>> begin
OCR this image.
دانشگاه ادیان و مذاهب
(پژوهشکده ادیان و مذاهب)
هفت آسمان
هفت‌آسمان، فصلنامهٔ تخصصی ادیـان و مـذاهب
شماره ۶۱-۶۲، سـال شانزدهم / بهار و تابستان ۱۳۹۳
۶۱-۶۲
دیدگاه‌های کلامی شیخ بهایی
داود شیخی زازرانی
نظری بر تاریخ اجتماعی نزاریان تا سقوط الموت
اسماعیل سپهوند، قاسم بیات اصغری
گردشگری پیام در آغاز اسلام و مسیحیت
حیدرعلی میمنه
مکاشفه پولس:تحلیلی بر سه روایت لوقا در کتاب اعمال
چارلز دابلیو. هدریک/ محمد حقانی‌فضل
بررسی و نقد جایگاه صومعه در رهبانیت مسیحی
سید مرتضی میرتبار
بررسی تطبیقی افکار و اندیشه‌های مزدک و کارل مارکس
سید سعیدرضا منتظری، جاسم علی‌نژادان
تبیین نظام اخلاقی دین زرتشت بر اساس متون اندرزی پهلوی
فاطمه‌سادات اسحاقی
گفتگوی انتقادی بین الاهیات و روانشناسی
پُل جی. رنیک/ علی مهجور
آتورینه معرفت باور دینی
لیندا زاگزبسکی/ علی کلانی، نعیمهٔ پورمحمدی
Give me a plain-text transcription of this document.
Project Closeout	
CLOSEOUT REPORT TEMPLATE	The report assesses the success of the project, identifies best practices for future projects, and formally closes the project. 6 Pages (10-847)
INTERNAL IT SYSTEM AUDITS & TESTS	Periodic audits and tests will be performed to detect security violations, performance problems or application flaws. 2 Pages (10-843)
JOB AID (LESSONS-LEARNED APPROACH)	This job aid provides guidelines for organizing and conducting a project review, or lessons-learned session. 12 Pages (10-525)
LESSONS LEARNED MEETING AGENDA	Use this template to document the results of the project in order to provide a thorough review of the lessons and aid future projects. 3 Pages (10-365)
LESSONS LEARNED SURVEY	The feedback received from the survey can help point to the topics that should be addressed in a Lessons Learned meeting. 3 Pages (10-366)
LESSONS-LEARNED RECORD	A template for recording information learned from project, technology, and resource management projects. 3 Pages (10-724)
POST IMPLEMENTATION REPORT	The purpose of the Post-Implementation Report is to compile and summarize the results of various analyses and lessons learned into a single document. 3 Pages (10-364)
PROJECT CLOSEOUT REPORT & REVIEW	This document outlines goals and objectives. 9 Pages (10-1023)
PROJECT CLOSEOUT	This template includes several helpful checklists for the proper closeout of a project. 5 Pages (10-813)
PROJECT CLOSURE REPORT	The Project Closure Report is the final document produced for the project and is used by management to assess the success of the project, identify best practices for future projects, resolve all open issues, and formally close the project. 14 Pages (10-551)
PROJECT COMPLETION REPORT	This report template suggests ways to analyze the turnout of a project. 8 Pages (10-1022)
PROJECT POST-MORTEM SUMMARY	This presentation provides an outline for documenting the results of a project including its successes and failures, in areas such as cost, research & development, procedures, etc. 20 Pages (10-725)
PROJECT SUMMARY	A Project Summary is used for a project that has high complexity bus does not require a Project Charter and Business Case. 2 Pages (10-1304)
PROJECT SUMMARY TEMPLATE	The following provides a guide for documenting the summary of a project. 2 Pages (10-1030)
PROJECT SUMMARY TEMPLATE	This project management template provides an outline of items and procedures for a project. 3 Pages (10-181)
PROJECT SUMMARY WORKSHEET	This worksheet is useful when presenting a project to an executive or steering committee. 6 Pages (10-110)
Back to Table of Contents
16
>> end
• What you should do
Of the lines in the listing, how many hold the word "practices"? Nothing but the number is needed.

• Result for this exercise
2